Extracted information ▸
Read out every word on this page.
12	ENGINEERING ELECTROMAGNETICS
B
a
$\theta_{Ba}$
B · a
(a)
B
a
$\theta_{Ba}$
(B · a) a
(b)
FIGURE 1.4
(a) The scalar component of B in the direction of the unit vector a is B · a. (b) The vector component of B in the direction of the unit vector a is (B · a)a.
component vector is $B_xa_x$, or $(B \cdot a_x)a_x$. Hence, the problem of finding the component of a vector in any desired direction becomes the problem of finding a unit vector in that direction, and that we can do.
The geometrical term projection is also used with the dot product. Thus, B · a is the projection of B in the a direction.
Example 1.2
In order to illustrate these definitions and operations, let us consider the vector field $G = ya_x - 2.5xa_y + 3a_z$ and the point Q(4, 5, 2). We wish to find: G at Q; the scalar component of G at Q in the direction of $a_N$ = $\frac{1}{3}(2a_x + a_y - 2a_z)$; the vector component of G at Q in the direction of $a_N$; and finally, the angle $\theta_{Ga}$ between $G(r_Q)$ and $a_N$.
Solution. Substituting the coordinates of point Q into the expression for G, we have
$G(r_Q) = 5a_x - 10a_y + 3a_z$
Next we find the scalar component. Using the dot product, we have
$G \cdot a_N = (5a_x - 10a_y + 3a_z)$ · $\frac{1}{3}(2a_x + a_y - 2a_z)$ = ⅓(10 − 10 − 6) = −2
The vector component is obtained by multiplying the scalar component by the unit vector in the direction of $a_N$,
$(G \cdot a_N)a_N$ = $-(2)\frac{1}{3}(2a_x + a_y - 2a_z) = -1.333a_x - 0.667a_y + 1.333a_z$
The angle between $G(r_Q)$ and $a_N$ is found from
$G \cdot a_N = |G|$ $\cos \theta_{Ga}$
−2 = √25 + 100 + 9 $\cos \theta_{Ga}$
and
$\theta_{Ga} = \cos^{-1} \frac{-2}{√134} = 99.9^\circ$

* * *

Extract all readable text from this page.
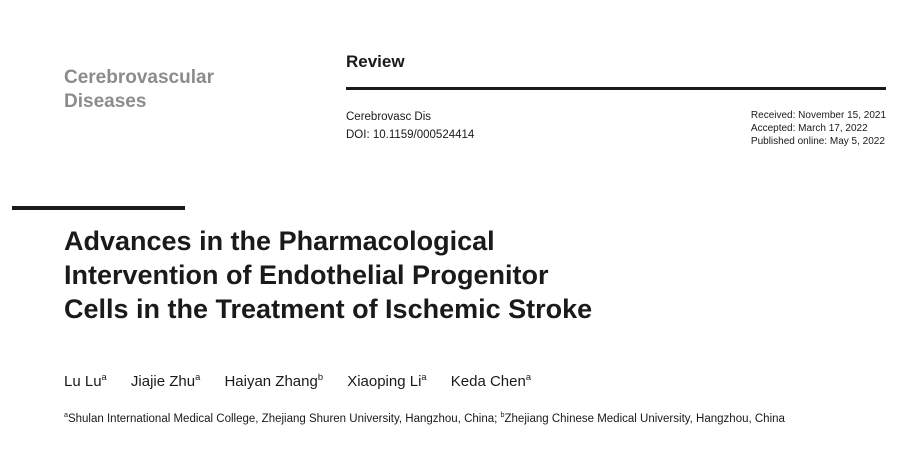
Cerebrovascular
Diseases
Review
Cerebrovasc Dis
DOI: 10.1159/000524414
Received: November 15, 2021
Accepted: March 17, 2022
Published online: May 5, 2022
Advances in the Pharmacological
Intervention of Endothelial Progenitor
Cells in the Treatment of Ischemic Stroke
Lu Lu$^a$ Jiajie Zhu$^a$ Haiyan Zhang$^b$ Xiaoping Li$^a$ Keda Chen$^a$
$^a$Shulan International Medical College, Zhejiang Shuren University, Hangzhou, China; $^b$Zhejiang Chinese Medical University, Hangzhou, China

Directions for this task ▸
Tally the lines in the listing that hold "frac" and report the number alone.

Result ▸
4